>> Begin GIVEN RECORDS
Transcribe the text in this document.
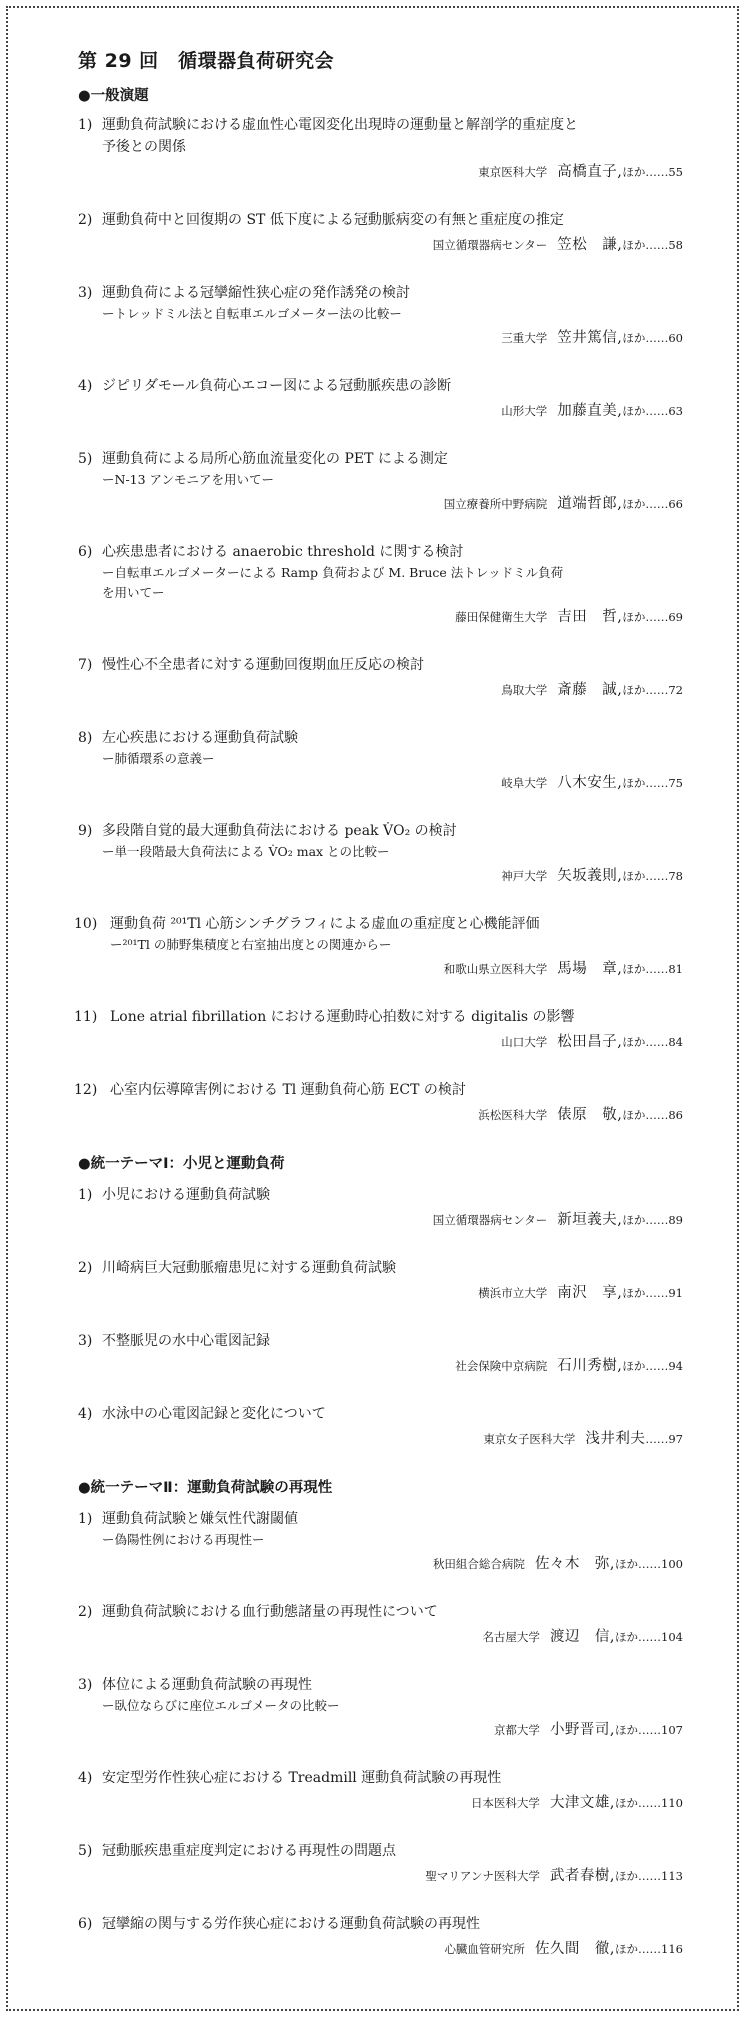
第 29 回　循環器負荷研究会
●一般演題
1) 運動負荷試験における虚血性心電図変化出現時の運動量と解剖学的重症度と
予後との関係
東京医科大学 高橋直子,ほか……55
2) 運動負荷中と回復期の ST 低下度による冠動脈病変の有無と重症度の推定
国立循環器病センター 笠松　謙,ほか……58
3) 運動負荷による冠攣縮性狭心症の発作誘発の検討
ートレッドミル法と自転車エルゴメーター法の比較ー
三重大学 笠井篤信,ほか……60
4) ジピリダモール負荷心エコー図による冠動脈疾患の診断
山形大学 加藤直美,ほか……63
5) 運動負荷による局所心筋血流量変化の PET による測定
ーN-13 アンモニアを用いてー
国立療養所中野病院 道端哲郎,ほか……66
6) 心疾患患者における anaerobic threshold に関する検討
ー自転車エルゴメーターによる Ramp 負荷および M. Bruce 法トレッドミル負荷
を用いてー
藤田保健衛生大学 吉田　哲,ほか……69
7) 慢性心不全患者に対する運動回復期血圧反応の検討
鳥取大学 斎藤　誠,ほか……72
8) 左心疾患における運動負荷試験
ー肺循環系の意義ー
岐阜大学 八木安生,ほか……75
9) 多段階自覚的最大運動負荷法における peak V̇O₂ の検討
ー単一段階最大負荷法による V̇O₂ max との比較ー
神戸大学 矢坂義則,ほか……78
10) 運動負荷 ²⁰¹Tl 心筋シンチグラフィによる虚血の重症度と心機能評価
ー²⁰¹Tl の肺野集積度と右室抽出度との関連からー
和歌山県立医科大学 馬場　章,ほか……81
11) Lone atrial fibrillation における運動時心拍数に対する digitalis の影響
山口大学 松田昌子,ほか……84
12) 心室内伝導障害例における Tl 運動負荷心筋 ECT の検討
浜松医科大学 俵原　敬,ほか……86
●統一テーマⅠ：小児と運動負荷
1) 小児における運動負荷試験
国立循環器病センター 新垣義夫,ほか……89
2) 川崎病巨大冠動脈瘤患児に対する運動負荷試験
横浜市立大学 南沢　享,ほか……91
3) 不整脈児の水中心電図記録
社会保険中京病院 石川秀樹,ほか……94
4) 水泳中の心電図記録と変化について
東京女子医科大学 浅井利夫……97
●統一テーマⅡ：運動負荷試験の再現性
1) 運動負荷試験と嫌気性代謝閾値
ー偽陽性例における再現性ー
秋田組合総合病院 佐々木　弥,ほか……100
2) 運動負荷試験における血行動態諸量の再現性について
名古屋大学 渡辺　信,ほか……104
3) 体位による運動負荷試験の再現性
ー臥位ならびに座位エルゴメータの比較ー
京都大学 小野晋司,ほか……107
4) 安定型労作性狭心症における Treadmill 運動負荷試験の再現性
日本医科大学 大津文雄,ほか……110
5) 冠動脈疾患重症度判定における再現性の問題点
聖マリアンナ医科大学 武者春樹,ほか……113
6) 冠攣縮の関与する労作狭心症における運動負荷試験の再現性
心臓血管研究所 佐久間　徹,ほか……116
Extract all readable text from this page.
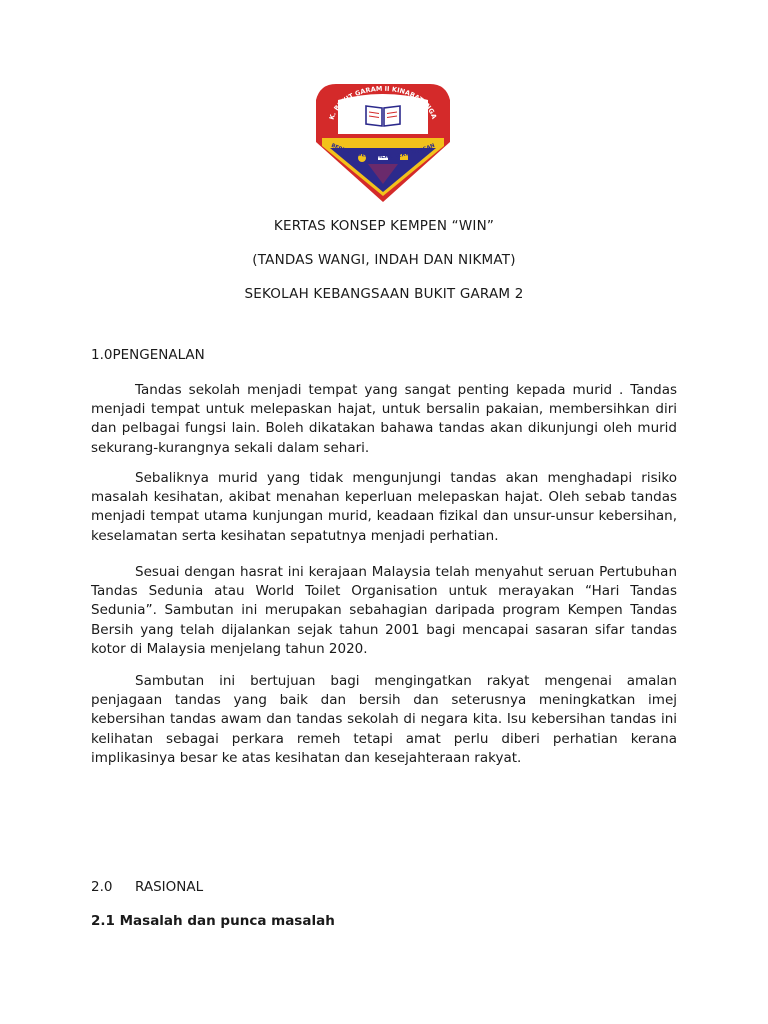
K. BUKIT GARAM II KINABATANGA
BERILMU BERAKHLAK BERWAWASAN
KERTAS KONSEP KEMPEN “WIN”
(TANDAS WANGI, INDAH DAN NIKMAT)
SEKOLAH KEBANGSAAN BUKIT GARAM 2
1.0PENGENALAN

Tandas sekolah menjadi tempat yang sangat penting kepada murid . Tandas menjadi tempat untuk melepaskan hajat, untuk bersalin pakaian, membersihkan diri dan pelbagai fungsi lain. Boleh dikatakan bahawa tandas akan dikunjungi oleh murid sekurang-kurangnya sekali dalam sehari.

Sebaliknya murid yang tidak mengunjungi tandas akan menghadapi risiko masalah kesihatan, akibat menahan keperluan melepaskan hajat. Oleh sebab tandas menjadi tempat utama kunjungan murid, keadaan fizikal dan unsur-unsur kebersihan, keselamatan serta kesihatan sepatutnya menjadi perhatian.

Sesuai dengan hasrat ini kerajaan Malaysia telah menyahut seruan Pertubuhan Tandas Sedunia atau World Toilet Organisation untuk merayakan “Hari Tandas Sedunia”. Sambutan ini merupakan sebahagian daripada program Kempen Tandas Bersih yang telah dijalankan sejak tahun 2001 bagi mencapai sasaran sifar tandas kotor di Malaysia menjelang tahun 2020.

Sambutan ini bertujuan bagi mengingatkan rakyat mengenai amalan penjagaan tandas yang baik dan bersih dan seterusnya meningkatkan imej kebersihan tandas awam dan tandas sekolah di negara kita. Isu kebersihan tandas ini kelihatan sebagai perkara remeh tetapi amat perlu diberi perhatian kerana implikasinya besar ke atas kesihatan dan kesejahteraan rakyat.

2.0 RASIONAL
2.1 Masalah dan punca masalah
>> End GIVEN RECORDS
▶ [EXERCISE INSTRUCTIONS]
Check each line above for the string "masalah", then copy the ones that have it.

▶ [TASK ANSWER]
Sebaliknya murid yang tidak mengunjungi tandas akan menghadapi risiko masalah kesihatan, akibat menahan keperluan melepaskan hajat. Oleh sebab tandas menjadi tempat utama kunjungan murid, keadaan fizikal dan unsur-unsur kebersihan, keselamatan serta kesihatan sepatutnya menjadi perhatian.
2.1 Masalah dan punca masalah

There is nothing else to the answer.